PROVIDED DATA
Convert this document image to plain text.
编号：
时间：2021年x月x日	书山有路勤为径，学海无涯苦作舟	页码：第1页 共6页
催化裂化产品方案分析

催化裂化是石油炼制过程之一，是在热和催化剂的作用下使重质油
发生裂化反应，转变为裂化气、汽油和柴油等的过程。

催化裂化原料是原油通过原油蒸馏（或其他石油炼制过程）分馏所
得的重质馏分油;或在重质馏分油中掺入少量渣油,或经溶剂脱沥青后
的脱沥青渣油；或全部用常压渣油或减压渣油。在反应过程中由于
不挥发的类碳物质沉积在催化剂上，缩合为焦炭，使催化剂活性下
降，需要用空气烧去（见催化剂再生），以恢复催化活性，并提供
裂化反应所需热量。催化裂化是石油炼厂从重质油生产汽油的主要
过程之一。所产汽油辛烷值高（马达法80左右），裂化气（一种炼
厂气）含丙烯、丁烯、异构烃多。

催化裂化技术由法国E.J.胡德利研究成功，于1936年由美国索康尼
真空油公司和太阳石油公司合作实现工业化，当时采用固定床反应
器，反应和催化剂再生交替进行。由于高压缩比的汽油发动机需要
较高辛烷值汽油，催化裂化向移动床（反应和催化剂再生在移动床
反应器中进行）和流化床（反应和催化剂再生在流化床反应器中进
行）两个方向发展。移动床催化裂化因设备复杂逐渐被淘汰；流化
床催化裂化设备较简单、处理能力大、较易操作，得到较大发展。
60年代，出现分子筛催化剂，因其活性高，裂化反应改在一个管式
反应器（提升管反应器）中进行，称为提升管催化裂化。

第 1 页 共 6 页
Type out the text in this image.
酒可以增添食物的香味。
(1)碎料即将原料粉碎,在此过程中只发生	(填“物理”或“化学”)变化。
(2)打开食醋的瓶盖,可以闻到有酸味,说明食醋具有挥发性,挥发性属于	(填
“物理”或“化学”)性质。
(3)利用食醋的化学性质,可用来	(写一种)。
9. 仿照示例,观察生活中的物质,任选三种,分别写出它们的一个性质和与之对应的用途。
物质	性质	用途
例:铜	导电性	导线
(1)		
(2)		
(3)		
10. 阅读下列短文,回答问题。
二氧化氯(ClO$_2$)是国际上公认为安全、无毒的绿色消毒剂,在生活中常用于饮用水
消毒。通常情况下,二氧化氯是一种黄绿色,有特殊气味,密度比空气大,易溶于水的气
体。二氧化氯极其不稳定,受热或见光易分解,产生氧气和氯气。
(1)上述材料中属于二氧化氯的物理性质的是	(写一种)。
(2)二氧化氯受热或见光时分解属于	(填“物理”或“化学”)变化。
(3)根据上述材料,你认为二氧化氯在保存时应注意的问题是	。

WORK TO COMPLETE
Among the entries above, how many lines include the word "this"? Reply with the number only.

WRITTEN REPLY
2